Dataset entries on figures
* * *
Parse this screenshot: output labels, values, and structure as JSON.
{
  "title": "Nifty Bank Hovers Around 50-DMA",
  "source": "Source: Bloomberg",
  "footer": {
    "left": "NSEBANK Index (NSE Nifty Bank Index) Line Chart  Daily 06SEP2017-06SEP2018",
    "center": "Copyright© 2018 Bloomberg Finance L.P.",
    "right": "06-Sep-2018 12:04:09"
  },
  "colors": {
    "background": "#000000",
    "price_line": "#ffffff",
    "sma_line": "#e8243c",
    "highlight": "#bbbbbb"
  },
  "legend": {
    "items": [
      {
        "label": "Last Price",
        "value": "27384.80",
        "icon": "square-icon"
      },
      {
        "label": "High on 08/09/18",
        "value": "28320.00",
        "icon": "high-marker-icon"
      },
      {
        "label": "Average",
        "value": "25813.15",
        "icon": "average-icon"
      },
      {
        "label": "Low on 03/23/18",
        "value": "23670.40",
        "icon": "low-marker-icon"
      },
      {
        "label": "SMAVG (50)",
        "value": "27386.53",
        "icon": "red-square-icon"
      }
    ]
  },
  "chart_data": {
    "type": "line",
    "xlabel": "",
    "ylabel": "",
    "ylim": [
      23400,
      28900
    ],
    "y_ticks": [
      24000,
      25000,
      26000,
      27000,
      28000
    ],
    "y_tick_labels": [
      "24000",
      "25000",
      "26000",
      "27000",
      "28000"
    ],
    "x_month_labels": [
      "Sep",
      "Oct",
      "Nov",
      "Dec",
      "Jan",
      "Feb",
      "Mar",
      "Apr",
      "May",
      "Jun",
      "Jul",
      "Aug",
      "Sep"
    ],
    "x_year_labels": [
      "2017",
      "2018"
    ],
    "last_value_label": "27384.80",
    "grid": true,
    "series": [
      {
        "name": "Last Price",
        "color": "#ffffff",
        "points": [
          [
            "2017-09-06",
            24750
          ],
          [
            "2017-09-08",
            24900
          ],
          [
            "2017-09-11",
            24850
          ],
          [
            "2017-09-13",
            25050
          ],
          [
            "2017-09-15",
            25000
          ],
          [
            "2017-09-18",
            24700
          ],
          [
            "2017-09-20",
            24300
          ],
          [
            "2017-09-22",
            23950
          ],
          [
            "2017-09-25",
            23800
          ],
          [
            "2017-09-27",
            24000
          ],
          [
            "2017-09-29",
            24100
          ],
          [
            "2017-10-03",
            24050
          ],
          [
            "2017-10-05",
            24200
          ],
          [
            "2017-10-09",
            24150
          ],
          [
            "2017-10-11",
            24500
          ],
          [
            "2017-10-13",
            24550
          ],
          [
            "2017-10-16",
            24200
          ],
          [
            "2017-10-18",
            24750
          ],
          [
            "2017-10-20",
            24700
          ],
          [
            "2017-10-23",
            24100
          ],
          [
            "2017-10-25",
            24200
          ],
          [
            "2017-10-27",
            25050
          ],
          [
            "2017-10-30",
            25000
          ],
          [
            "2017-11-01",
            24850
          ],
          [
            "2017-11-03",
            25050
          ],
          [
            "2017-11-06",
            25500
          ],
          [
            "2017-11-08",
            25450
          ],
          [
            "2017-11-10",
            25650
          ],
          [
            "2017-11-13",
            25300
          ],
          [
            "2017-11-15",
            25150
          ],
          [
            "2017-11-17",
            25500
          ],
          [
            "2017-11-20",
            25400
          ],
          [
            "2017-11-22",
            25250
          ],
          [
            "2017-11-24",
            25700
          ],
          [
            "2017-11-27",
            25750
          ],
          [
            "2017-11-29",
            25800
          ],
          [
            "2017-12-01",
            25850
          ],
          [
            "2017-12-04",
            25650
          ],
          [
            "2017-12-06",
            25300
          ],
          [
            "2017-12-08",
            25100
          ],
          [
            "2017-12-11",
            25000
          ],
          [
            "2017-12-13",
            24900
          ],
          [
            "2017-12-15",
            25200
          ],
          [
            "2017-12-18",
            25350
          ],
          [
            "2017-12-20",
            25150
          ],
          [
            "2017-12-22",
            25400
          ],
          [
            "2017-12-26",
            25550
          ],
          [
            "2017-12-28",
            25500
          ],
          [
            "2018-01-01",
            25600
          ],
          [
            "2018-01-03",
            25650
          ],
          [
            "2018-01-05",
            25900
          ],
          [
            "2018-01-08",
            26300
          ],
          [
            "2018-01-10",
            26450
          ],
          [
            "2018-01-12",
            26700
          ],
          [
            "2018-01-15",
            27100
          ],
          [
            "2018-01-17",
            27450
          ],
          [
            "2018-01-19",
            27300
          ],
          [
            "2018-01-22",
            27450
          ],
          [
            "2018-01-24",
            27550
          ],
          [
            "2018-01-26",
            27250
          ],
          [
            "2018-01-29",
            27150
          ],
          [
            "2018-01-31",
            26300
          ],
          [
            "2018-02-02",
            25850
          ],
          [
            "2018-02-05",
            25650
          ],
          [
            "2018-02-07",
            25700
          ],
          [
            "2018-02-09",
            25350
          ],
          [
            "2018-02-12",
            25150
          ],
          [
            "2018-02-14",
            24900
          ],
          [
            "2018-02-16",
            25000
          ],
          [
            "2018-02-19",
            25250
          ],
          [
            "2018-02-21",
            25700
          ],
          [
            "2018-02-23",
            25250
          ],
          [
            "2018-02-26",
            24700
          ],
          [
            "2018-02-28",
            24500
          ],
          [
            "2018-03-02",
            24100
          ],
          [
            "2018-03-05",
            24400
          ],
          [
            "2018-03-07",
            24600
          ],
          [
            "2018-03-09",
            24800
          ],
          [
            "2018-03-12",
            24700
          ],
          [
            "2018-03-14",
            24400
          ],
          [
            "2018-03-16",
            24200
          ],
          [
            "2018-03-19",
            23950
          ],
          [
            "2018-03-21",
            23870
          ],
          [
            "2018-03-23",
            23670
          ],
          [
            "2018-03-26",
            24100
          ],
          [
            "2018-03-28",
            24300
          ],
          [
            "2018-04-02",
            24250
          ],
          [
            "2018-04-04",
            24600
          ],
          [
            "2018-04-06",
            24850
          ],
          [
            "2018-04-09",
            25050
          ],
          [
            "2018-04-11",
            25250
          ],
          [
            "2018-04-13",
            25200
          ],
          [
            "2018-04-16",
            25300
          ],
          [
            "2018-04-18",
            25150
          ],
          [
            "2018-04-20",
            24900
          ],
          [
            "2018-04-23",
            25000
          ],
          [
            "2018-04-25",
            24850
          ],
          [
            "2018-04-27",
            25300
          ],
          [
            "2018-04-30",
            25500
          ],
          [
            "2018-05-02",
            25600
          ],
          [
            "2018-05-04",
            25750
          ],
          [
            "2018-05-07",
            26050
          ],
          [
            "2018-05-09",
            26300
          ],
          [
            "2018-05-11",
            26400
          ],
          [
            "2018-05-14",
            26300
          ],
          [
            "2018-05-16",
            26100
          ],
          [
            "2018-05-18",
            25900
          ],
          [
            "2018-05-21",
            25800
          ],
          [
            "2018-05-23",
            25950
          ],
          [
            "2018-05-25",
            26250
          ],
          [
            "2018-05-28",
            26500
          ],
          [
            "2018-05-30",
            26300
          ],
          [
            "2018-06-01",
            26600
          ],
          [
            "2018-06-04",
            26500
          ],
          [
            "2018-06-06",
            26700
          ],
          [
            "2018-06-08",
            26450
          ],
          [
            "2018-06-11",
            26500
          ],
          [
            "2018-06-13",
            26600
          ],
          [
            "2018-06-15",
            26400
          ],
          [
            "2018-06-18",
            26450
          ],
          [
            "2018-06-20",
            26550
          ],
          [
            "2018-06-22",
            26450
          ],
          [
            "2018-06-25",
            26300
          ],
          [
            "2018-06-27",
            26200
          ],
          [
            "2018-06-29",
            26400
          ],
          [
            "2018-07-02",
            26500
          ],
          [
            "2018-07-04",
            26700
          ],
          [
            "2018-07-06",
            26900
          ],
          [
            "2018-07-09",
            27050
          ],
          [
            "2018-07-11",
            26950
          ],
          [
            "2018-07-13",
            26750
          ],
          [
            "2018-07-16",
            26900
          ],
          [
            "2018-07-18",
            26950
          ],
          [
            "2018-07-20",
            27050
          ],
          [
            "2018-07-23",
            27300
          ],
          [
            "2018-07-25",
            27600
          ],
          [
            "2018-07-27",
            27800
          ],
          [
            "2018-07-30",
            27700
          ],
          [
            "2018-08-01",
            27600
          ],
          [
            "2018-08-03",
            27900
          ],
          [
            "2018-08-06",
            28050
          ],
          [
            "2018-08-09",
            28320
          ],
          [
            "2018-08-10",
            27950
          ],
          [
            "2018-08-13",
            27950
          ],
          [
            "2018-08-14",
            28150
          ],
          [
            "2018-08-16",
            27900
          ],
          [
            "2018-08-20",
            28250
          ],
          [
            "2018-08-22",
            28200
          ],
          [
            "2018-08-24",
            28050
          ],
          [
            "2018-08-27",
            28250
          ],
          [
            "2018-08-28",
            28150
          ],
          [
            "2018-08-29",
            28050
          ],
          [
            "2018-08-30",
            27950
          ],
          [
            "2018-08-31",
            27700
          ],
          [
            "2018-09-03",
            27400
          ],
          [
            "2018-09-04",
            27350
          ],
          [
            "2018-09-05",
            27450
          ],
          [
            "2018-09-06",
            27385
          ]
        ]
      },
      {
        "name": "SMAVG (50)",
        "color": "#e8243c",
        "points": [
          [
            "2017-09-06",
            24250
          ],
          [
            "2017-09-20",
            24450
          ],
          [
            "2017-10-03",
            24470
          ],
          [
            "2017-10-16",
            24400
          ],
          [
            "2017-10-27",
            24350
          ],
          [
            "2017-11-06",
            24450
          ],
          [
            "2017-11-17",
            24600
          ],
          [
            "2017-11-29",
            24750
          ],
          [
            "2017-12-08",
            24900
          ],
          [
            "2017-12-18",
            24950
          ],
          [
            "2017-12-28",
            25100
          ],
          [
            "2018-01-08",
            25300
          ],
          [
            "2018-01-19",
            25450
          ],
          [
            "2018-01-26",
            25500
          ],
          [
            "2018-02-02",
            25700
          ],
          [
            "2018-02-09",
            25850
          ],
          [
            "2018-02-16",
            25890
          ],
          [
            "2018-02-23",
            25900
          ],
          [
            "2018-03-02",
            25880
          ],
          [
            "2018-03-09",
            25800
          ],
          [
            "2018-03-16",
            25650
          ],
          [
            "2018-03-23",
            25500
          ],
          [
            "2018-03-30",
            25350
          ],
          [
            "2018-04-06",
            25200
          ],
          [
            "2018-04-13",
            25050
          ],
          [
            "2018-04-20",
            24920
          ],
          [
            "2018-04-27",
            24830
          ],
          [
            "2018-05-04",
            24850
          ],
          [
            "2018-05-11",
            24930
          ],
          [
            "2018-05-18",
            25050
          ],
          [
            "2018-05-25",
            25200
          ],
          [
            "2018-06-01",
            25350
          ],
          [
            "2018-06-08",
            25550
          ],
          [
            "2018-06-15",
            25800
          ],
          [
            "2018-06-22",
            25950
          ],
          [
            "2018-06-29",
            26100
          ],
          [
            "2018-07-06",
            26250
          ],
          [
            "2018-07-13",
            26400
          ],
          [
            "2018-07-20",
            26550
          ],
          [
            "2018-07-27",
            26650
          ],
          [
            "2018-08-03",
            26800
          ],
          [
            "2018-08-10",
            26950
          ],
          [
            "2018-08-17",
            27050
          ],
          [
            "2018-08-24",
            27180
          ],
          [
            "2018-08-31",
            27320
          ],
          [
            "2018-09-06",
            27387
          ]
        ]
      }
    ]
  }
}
* * *
* [PROBLEM TO WORK ON]
From the material given, work out how many lines hold the string "icon"; state that number and nothing further.

* [SOLUTION BELOW]
5